### Provided passage
-- Begin --

China’s economy rises 5,3pc in the first quarter

The world’s second-largest economy grew 5,3 percent in the first quarter of this year from a year ago, according to the National Bureau of Statistics — beating the 4,8 percent growth analysts polled by Bloomberg had forecast and the 5,2 percent growth it chalked up in the fourth quarter of 2023.

“We have got off to a solid start,” Sheng Laiyun, the NBS’s deputy director, said at a press briefing in Beijing, according to Bloomberg. He said industry was an important contributor to growth, contributing to more than one-third of first-quarter growth.

Louise Loo, the China economist at Oxford Economics, wrote in a note yesterday that China’s economy was also supported in the first quarter by consumer spending for the Lunar New Year holidays in February.

Despite the rosy figures, a closer look at the figures indicates there’s still pain ahead.

-- End --

### Task description
In the piece on China's first-quarter growth, change "Lunar New Year holidays" to "Spring Festival holidays" and write out the part that opens with the words "The world’s second-largest" and closes with "holidays in February.".

### Material
-- Begin --

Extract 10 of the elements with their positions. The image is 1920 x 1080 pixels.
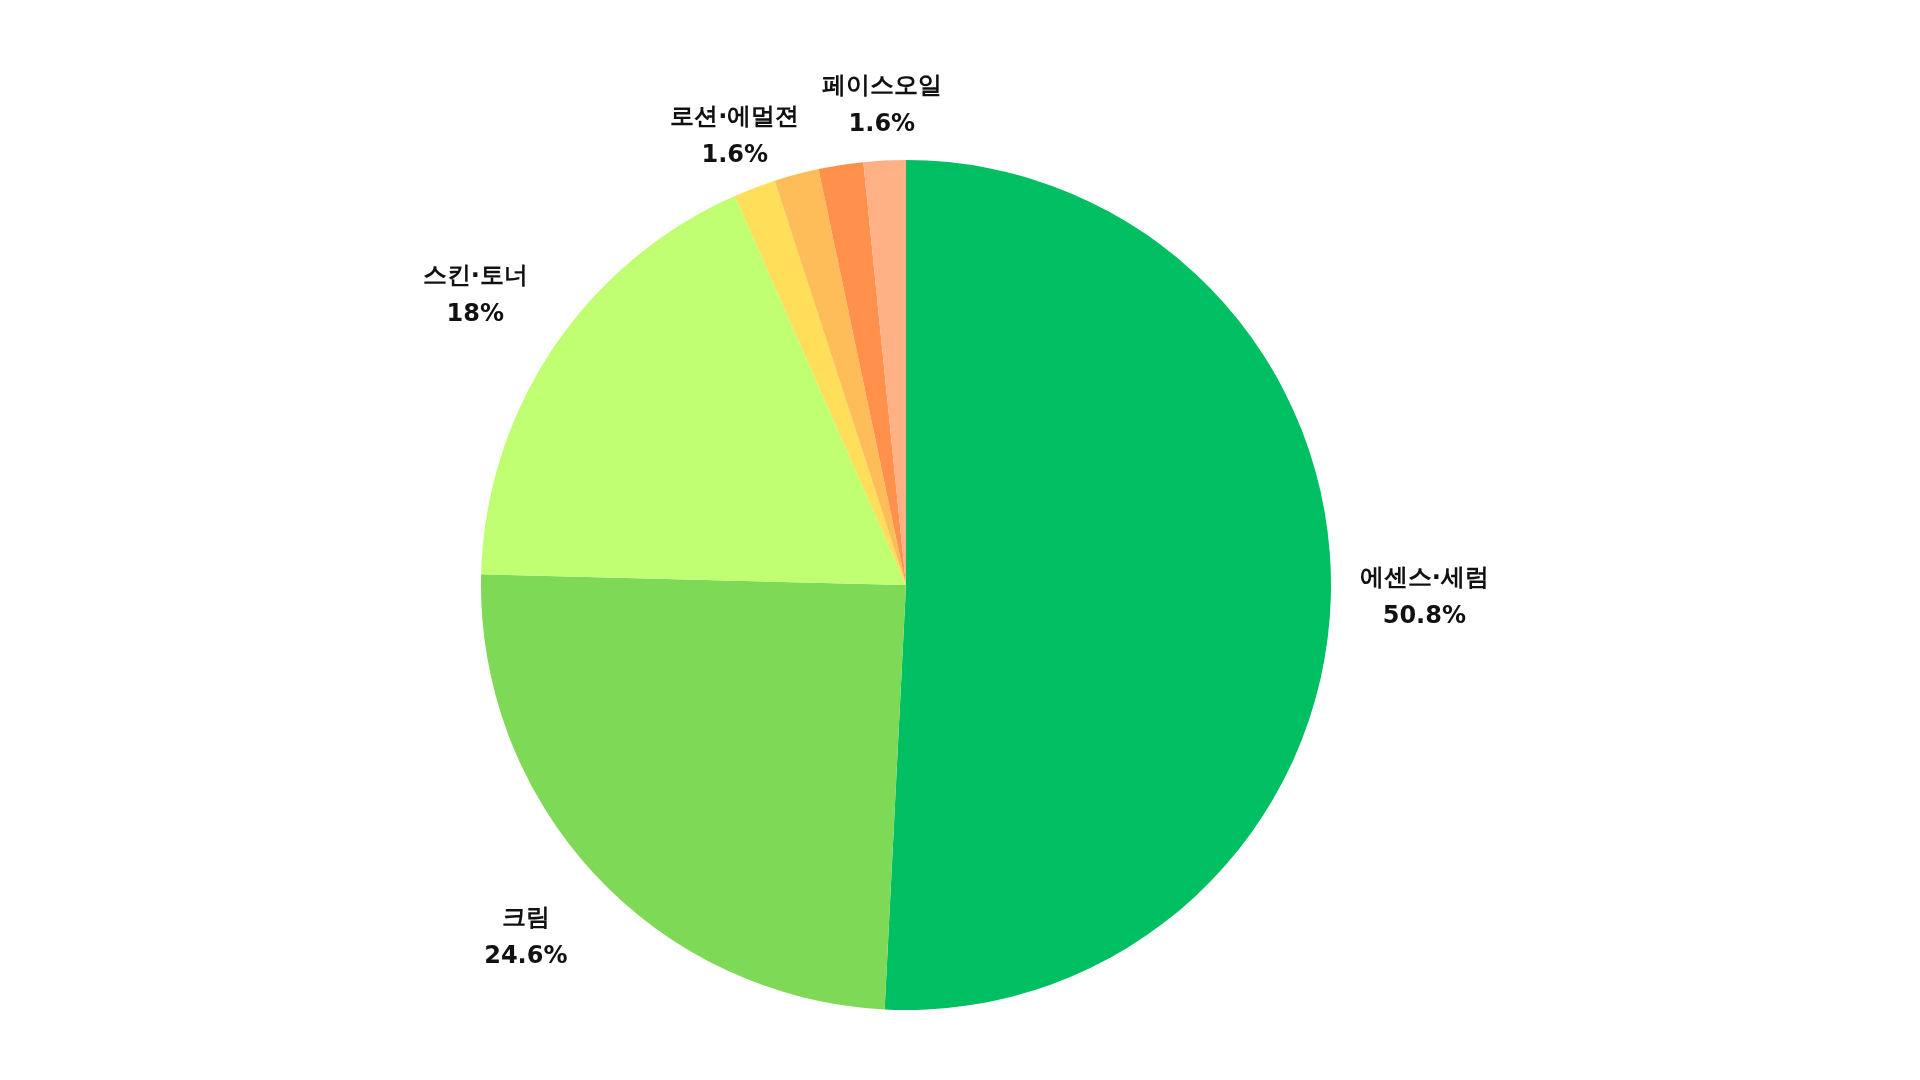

-- End --

### Exercise answer
The world’s second-largest economy grew 5,3 percent in the first quarter of this year from a year ago, according to the National Bureau of Statistics — beating the 4,8 percent growth analysts polled by Bloomberg had forecast and the 5,2 percent growth it chalked up in the fourth quarter of 2023.

“We have got off to a solid start,” Sheng Laiyun, the NBS’s deputy director, said at a press briefing in Beijing, according to Bloomberg. He said industry was an important contributor to growth, contributing to more than one-third of first-quarter growth.

Louise Loo, the China economist at Oxford Economics, wrote in a note yesterday that China’s economy was also supported in the first quarter by consumer spending for the Spring Festival holidays in February.